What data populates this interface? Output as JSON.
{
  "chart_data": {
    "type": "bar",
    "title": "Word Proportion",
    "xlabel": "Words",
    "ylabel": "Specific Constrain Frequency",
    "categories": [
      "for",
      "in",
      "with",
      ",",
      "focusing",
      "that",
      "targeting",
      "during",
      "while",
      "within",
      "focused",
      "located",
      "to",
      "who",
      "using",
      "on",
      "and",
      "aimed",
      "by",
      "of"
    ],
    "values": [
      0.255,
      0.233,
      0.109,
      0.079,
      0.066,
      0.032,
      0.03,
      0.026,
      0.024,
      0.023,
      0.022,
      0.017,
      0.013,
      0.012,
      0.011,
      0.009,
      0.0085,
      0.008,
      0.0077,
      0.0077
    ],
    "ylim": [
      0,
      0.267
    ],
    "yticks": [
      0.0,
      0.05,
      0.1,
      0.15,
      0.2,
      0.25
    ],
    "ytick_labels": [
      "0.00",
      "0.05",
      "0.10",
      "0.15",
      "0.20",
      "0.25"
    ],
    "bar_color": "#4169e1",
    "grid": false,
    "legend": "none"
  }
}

== == ==

WORK INSTRUCTIONS:
Your task is to transcribe the listing above in full, exactly as given.

THE ANSWER:
What data populates this interface? Output as JSON.
{
  "chart_data": {
    "type": "bar",
    "title": "Word Proportion",
    "xlabel": "Words",
    "ylabel": "Specific Constrain Frequency",
    "categories": [
      "for",
      "in",
      "with",
      ",",
      "focusing",
      "that",
      "targeting",
      "during",
      "while",
      "within",
      "focused",
      "located",
      "to",
      "who",
      "using",
      "on",
      "and",
      "aimed",
      "by",
      "of"
    ],
    "values": [
      0.255,
      0.233,
      0.109,
      0.079,
      0.066,
      0.032,
      0.03,
      0.026,
      0.024,
      0.023,
      0.022,
      0.017,
      0.013,
      0.012,
      0.011,
      0.009,
      0.0085,
      0.008,
      0.0077,
      0.0077
    ],
    "ylim": [
      0,
      0.267
    ],
    "yticks": [
      0.0,
      0.05,
      0.1,
      0.15,
      0.2,
      0.25
    ],
    "ytick_labels": [
      "0.00",
      "0.05",
      "0.10",
      "0.15",
      "0.20",
      "0.25"
    ],
    "bar_color": "#4169e1",
    "grid": false,
    "legend": "none"
  }
}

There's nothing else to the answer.